- Exercise brief -
Output the records exactly. Include every line.

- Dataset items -
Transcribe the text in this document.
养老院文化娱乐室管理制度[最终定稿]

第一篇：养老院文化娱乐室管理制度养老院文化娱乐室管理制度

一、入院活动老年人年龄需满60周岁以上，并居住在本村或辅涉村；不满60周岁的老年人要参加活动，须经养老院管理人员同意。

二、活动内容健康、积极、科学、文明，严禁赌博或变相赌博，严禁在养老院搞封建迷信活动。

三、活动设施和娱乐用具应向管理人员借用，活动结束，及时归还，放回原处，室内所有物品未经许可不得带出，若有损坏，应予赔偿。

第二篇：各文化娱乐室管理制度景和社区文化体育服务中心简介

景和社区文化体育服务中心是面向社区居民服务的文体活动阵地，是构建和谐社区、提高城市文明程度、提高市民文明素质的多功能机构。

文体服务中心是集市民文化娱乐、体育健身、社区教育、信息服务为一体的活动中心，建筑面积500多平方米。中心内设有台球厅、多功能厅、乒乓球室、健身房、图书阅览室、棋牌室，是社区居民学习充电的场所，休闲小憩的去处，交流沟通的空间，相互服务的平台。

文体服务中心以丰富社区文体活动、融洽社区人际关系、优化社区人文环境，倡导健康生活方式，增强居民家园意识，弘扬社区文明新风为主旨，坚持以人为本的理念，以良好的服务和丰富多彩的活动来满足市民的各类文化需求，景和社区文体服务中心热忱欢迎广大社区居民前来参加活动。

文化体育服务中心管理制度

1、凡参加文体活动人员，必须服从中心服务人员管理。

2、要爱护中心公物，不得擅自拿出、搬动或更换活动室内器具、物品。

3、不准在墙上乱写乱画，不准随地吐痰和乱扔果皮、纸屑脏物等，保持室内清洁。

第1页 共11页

- Task solution -
Transcribe the text in this document.
养老院文化娱乐室管理制度[最终定稿]

第一篇：养老院文化娱乐室管理制度养老院文化娱乐室管理制度

一、入院活动老年人年龄需满60周岁以上，并居住在本村或辅涉村；不满60周岁的老年人要参加活动，须经养老院管理人员同意。

二、活动内容健康、积极、科学、文明，严禁赌博或变相赌博，严禁在养老院搞封建迷信活动。

三、活动设施和娱乐用具应向管理人员借用，活动结束，及时归还，放回原处，室内所有物品未经许可不得带出，若有损坏，应予赔偿。

第二篇：各文化娱乐室管理制度景和社区文化体育服务中心简介

景和社区文化体育服务中心是面向社区居民服务的文体活动阵地，是构建和谐社区、提高城市文明程度、提高市民文明素质的多功能机构。

文体服务中心是集市民文化娱乐、体育健身、社区教育、信息服务为一体的活动中心，建筑面积500多平方米。中心内设有台球厅、多功能厅、乒乓球室、健身房、图书阅览室、棋牌室，是社区居民学习充电的场所，休闲小憩的去处，交流沟通的空间，相互服务的平台。

文体服务中心以丰富社区文体活动、融洽社区人际关系、优化社区人文环境，倡导健康生活方式，增强居民家园意识，弘扬社区文明新风为主旨，坚持以人为本的理念，以良好的服务和丰富多彩的活动来满足市民的各类文化需求，景和社区文体服务中心热忱欢迎广大社区居民前来参加活动。

文化体育服务中心管理制度

1、凡参加文体活动人员，必须服从中心服务人员管理。

2、要爱护中心公物，不得擅自拿出、搬动或更换活动室内器具、物品。

3、不准在墙上乱写乱画，不准随地吐痰和乱扔果皮、纸屑脏物等，保持室内清洁。

第1页 共11页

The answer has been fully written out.